▶ _Instruction_
Identify each line below that contains the word "Population", and copy it out.

* Start *

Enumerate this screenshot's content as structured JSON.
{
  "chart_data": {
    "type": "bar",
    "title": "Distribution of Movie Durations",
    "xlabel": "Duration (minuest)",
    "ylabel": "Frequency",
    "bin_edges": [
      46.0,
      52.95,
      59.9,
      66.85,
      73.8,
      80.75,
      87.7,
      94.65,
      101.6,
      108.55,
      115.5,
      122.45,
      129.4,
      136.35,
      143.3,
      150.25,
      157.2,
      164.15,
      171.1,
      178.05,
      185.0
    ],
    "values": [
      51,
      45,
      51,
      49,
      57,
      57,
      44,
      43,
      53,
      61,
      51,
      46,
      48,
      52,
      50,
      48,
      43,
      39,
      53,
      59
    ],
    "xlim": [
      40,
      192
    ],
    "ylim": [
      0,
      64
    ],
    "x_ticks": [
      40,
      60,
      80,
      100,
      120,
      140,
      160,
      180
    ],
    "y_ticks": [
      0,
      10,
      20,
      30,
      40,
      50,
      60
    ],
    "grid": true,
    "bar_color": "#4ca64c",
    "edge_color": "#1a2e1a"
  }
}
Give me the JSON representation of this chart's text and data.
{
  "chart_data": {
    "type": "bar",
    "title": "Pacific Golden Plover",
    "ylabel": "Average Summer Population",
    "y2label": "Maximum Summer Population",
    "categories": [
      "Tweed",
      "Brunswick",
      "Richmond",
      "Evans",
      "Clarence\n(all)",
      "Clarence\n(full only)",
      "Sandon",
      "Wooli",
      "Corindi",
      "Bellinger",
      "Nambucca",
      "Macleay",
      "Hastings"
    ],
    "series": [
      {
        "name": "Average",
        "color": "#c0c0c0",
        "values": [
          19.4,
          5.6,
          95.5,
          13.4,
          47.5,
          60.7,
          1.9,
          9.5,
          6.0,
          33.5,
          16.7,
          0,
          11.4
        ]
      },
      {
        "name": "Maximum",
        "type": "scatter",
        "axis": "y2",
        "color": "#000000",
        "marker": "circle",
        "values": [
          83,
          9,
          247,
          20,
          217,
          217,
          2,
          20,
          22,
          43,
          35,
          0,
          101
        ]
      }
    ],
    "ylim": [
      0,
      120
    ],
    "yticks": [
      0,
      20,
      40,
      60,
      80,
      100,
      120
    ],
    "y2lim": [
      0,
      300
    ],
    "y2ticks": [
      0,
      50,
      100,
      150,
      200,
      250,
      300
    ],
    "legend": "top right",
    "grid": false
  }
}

* End *

▶ _Solution to the problem_
    "ylabel": "Average Summer Population",
    "y2label": "Maximum Summer Population",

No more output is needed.